• [Data lines]:
====

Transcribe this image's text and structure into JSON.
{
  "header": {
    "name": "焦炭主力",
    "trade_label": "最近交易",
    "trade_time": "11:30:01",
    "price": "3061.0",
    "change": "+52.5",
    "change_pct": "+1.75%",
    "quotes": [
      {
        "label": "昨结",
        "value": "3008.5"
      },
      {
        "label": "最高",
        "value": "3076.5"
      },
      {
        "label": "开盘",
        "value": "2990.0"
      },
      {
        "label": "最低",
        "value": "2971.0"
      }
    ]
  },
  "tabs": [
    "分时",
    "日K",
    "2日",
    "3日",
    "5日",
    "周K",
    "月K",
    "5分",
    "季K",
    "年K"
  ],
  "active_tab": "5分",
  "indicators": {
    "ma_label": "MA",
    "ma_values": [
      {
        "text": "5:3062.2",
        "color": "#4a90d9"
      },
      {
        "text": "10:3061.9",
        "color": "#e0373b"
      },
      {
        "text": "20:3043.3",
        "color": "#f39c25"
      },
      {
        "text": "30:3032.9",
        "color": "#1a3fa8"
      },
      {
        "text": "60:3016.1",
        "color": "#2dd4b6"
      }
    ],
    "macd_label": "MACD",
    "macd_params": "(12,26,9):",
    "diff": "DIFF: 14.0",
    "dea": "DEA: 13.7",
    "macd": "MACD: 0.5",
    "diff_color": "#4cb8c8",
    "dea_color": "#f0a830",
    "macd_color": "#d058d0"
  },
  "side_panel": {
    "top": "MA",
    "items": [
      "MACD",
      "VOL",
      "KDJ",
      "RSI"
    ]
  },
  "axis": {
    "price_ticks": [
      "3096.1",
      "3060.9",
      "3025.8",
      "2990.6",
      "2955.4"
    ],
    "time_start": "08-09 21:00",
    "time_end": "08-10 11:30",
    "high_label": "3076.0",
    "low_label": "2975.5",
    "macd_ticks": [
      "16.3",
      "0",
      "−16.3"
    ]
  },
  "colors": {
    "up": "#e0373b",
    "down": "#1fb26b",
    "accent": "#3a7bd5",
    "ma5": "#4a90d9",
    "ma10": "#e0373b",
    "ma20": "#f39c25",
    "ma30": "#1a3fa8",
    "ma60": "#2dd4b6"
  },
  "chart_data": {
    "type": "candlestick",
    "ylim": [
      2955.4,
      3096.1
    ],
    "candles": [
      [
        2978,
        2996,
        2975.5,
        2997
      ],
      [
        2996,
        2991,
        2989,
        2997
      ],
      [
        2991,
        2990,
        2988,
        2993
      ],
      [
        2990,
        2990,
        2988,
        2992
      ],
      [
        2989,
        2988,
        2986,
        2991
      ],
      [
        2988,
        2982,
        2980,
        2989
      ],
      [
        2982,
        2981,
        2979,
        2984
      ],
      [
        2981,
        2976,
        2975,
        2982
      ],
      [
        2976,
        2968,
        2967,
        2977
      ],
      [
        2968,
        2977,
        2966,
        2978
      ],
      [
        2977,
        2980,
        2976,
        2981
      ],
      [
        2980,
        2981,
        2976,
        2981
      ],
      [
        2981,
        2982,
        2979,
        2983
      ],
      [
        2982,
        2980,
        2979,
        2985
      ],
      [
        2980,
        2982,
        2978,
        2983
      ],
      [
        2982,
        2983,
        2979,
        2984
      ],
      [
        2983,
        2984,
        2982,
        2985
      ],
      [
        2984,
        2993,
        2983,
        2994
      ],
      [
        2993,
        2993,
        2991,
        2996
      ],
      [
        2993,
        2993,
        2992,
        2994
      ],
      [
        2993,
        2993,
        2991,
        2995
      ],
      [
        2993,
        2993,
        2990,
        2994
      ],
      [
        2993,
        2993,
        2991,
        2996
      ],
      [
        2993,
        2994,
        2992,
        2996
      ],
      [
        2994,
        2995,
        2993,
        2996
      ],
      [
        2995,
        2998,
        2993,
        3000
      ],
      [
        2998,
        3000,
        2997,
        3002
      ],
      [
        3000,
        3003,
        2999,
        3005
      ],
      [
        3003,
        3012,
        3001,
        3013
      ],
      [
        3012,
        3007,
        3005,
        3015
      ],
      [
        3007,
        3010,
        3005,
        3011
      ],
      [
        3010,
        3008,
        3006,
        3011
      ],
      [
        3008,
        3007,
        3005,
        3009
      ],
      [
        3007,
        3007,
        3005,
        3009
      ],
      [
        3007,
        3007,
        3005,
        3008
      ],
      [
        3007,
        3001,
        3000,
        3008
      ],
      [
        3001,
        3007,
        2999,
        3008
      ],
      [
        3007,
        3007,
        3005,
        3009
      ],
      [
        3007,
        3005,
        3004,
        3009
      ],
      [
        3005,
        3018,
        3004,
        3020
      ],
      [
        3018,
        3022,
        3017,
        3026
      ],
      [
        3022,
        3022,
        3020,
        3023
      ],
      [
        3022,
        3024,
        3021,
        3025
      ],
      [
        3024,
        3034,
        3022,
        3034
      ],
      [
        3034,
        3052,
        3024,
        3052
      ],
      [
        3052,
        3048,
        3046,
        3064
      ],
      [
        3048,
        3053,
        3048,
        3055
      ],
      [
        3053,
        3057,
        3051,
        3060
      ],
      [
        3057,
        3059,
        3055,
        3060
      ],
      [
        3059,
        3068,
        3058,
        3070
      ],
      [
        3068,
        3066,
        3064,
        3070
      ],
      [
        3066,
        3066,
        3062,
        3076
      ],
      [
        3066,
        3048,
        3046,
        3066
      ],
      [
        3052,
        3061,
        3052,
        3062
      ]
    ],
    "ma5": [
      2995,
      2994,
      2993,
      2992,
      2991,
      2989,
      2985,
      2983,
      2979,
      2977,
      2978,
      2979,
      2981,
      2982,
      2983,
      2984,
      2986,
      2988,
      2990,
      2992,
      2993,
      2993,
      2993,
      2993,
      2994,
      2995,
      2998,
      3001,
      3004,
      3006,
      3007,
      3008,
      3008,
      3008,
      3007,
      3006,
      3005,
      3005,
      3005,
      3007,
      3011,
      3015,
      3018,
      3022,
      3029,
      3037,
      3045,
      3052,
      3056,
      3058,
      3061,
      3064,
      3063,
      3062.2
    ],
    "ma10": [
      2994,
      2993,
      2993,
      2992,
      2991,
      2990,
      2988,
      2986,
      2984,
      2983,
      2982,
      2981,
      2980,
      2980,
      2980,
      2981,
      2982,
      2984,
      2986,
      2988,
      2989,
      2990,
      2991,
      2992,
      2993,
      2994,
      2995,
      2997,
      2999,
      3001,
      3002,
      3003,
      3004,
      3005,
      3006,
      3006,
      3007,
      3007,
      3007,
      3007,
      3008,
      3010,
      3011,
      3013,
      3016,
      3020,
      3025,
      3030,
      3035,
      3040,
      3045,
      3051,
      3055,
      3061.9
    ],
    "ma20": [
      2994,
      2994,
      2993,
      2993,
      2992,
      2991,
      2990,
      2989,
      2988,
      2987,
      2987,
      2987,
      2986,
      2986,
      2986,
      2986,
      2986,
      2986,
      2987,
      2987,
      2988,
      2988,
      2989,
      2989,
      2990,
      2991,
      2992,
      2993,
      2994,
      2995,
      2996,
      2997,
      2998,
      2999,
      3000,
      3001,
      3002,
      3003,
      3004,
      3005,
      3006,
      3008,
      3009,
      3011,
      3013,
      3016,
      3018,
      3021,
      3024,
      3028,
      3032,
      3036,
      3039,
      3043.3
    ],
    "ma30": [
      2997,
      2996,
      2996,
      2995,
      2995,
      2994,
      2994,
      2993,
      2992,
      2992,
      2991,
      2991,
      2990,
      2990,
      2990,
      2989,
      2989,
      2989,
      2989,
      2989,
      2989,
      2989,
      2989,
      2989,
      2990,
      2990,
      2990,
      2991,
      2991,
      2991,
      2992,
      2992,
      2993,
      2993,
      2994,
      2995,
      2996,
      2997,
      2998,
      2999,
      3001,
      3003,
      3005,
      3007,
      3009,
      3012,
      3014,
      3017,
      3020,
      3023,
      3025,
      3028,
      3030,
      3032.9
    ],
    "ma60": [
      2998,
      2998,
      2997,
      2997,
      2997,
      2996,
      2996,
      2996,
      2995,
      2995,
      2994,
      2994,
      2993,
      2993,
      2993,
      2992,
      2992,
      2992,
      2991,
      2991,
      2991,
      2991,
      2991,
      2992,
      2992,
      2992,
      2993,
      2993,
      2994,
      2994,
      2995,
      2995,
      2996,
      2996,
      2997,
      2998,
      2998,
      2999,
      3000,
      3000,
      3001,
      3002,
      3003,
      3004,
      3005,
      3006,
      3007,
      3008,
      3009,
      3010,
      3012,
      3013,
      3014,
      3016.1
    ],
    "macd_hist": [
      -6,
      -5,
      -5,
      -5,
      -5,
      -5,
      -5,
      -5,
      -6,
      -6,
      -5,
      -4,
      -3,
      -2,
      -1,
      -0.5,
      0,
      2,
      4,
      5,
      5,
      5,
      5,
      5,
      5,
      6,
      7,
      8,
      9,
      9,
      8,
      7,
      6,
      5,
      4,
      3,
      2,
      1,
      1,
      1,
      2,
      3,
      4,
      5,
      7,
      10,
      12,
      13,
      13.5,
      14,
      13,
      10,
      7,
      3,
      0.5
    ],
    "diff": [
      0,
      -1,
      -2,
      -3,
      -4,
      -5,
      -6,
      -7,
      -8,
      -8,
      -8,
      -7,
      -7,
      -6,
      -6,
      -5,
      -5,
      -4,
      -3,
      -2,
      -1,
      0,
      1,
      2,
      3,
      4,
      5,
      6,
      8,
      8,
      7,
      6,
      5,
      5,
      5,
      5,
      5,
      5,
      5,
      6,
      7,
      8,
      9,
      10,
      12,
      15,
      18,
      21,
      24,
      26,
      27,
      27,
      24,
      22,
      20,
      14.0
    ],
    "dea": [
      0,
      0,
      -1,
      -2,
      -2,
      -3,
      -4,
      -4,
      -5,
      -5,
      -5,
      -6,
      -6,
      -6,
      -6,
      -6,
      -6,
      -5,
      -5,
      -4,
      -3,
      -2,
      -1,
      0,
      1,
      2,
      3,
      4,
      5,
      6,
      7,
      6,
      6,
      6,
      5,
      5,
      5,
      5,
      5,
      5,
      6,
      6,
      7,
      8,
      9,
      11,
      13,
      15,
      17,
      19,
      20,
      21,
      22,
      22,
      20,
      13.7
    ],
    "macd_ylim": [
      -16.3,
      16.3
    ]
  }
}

====

• [What is required]:
Give only the count of lines in which the string "text" appears.

• [Complete output]:
6